▶ _To be done_: Exactly reproduce all the records, keeping pictures out of the copy.

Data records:
------------------------------

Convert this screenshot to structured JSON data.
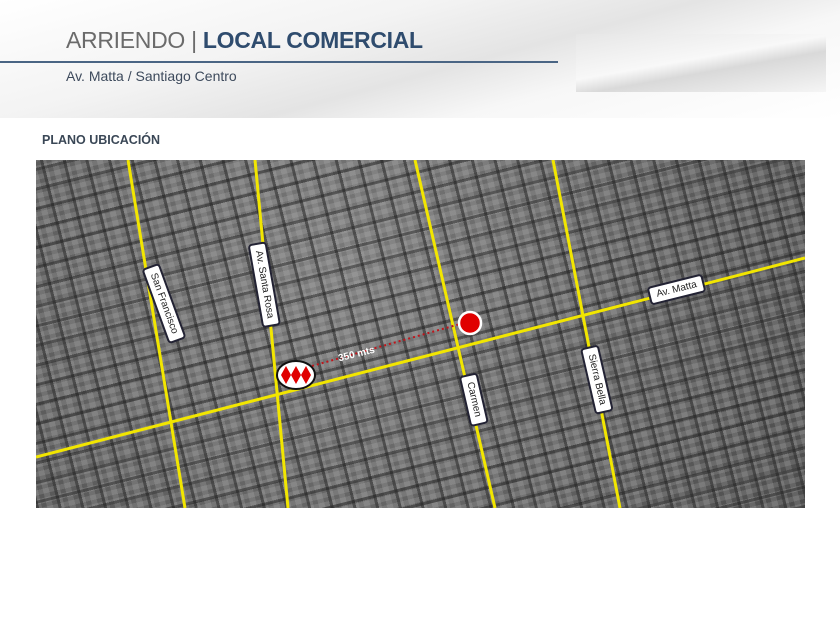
{
  "header": {
    "title_light": "ARRIENDO | ",
    "title_bold": "LOCAL COMERCIAL",
    "subtitle": "Av. Matta / Santiago Centro"
  },
  "section_title": "PLANO UBICACIÓN",
  "map": {
    "streets": [
      "San Francisco",
      "Av. Santa Rosa",
      "Carmen",
      "Sierra Bella",
      "Av. Matta"
    ],
    "distance_label": "350 mts",
    "road_color": "#f2e600",
    "marker_color": "#e00000",
    "metro_icon": "metro-santiago-icon",
    "location_icon": "red-dot-marker-icon"
  }
}
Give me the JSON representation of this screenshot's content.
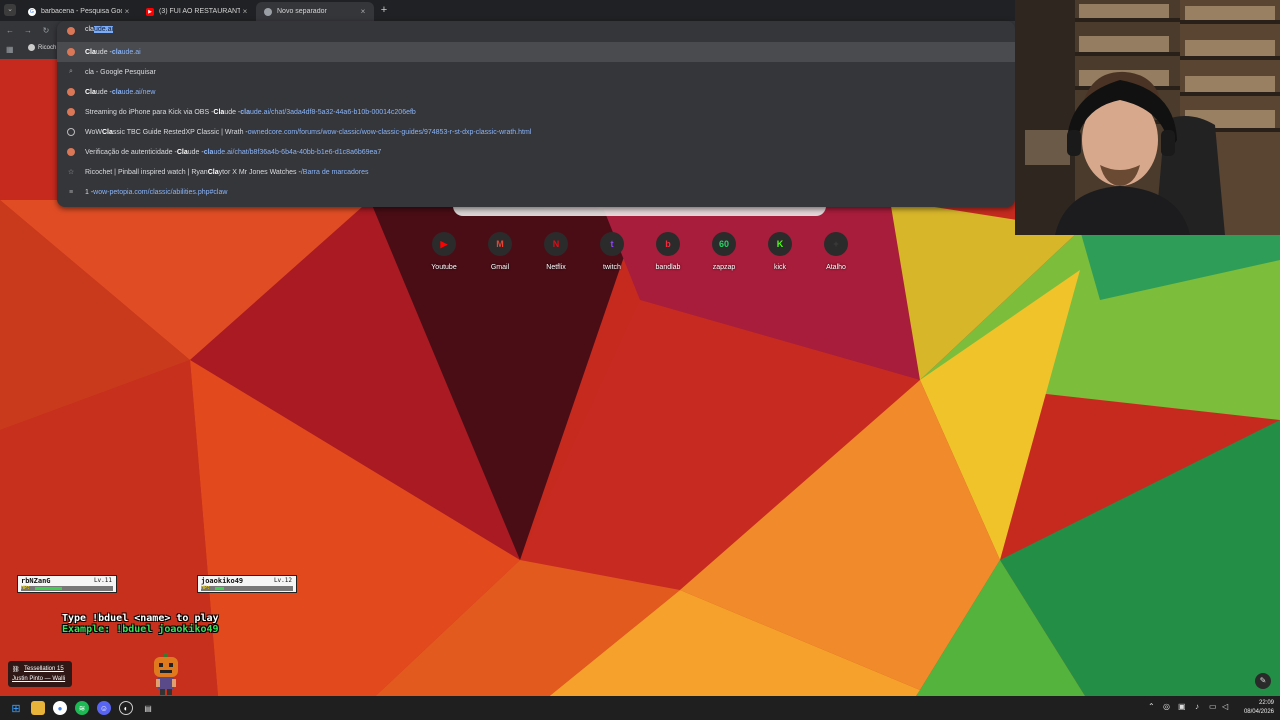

------------------------------

▶ _Written response_:
Convert this screenshot to structured JSON data.
{
  "header": {
    "title_light": "ARRIENDO | ",
    "title_bold": "LOCAL COMERCIAL",
    "subtitle": "Av. Matta / Santiago Centro"
  },
  "section_title": "PLANO UBICACIÓN",
  "map": {
    "streets": [
      "San Francisco",
      "Av. Santa Rosa",
      "Carmen",
      "Sierra Bella",
      "Av. Matta"
    ],
    "distance_label": "350 mts",
    "road_color": "#f2e600",
    "marker_color": "#e00000",
    "metro_icon": "metro-santiago-icon",
    "location_icon": "red-dot-marker-icon"
  }
}
Give me the JSON representation of this screenshot's content.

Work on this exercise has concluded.